Given request
Report each line of the data that has "source" somewhere in it.

Dataset rows
____________

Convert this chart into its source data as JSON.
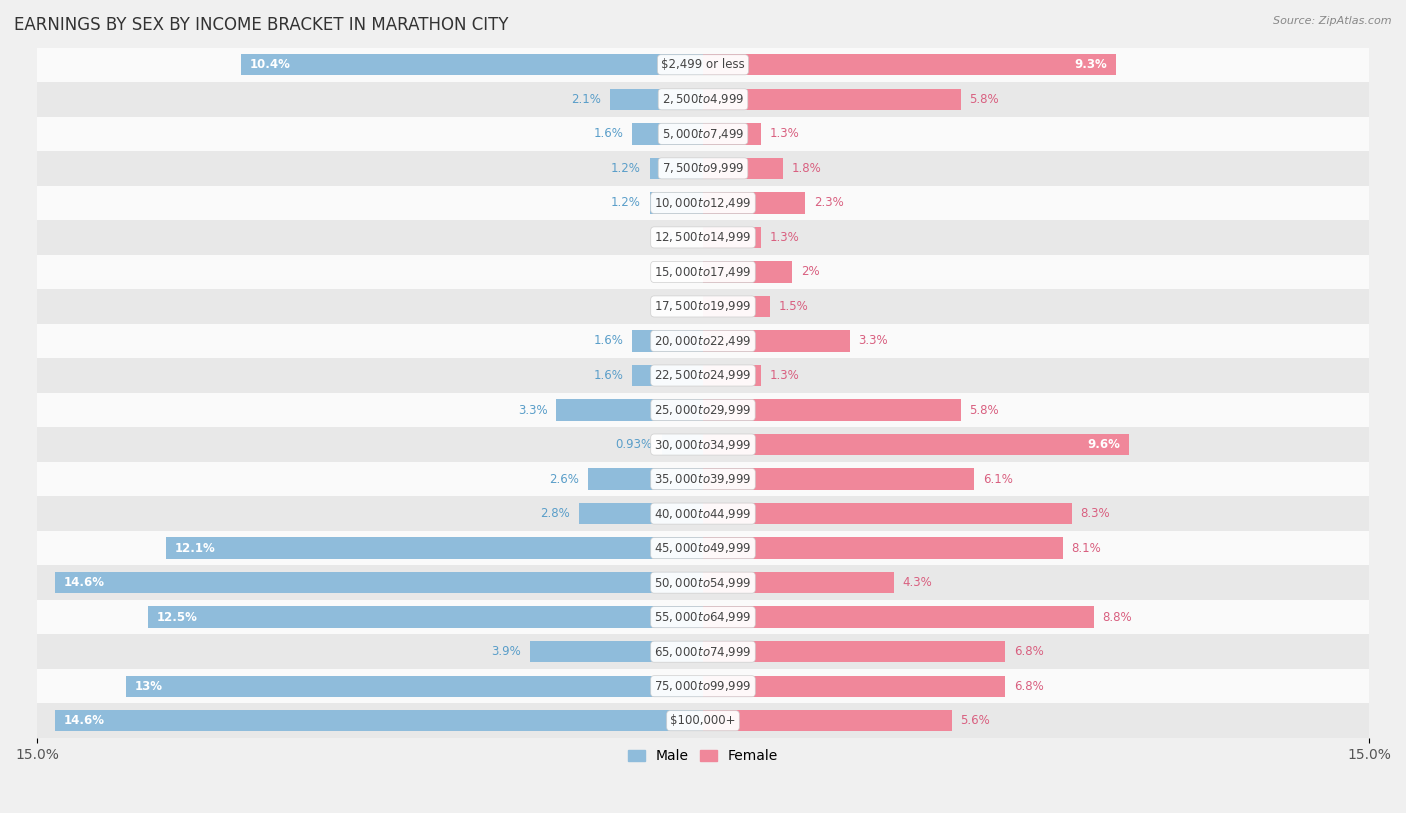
{
  "title": "EARNINGS BY SEX BY INCOME BRACKET IN MARATHON CITY",
  "source": "Source: ZipAtlas.com",
  "categories": [
    "$2,499 or less",
    "$2,500 to $4,999",
    "$5,000 to $7,499",
    "$7,500 to $9,999",
    "$10,000 to $12,499",
    "$12,500 to $14,999",
    "$15,000 to $17,499",
    "$17,500 to $19,999",
    "$20,000 to $22,499",
    "$22,500 to $24,999",
    "$25,000 to $29,999",
    "$30,000 to $34,999",
    "$35,000 to $39,999",
    "$40,000 to $44,999",
    "$45,000 to $49,999",
    "$50,000 to $54,999",
    "$55,000 to $64,999",
    "$65,000 to $74,999",
    "$75,000 to $99,999",
    "$100,000+"
  ],
  "male_values": [
    10.4,
    2.1,
    1.6,
    1.2,
    1.2,
    0.0,
    0.0,
    0.0,
    1.6,
    1.6,
    3.3,
    0.93,
    2.6,
    2.8,
    12.1,
    14.6,
    12.5,
    3.9,
    13.0,
    14.6
  ],
  "female_values": [
    9.3,
    5.8,
    1.3,
    1.8,
    2.3,
    1.3,
    2.0,
    1.5,
    3.3,
    1.3,
    5.8,
    9.6,
    6.1,
    8.3,
    8.1,
    4.3,
    8.8,
    6.8,
    6.8,
    5.6
  ],
  "male_color": "#8fbcdb",
  "female_color": "#f0879a",
  "male_label_color": "#5a9ec9",
  "female_label_color": "#d96080",
  "xlim": 15.0,
  "title_fontsize": 12,
  "bar_label_fontsize": 8.5,
  "category_fontsize": 8.5,
  "bar_height": 0.62,
  "background_color": "#f0f0f0",
  "row_colors": [
    "#fafafa",
    "#e8e8e8"
  ]
}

____________

Result of the exercise
Convert this chart into its source data as JSON.
  "source": "Source: ZipAtlas.com",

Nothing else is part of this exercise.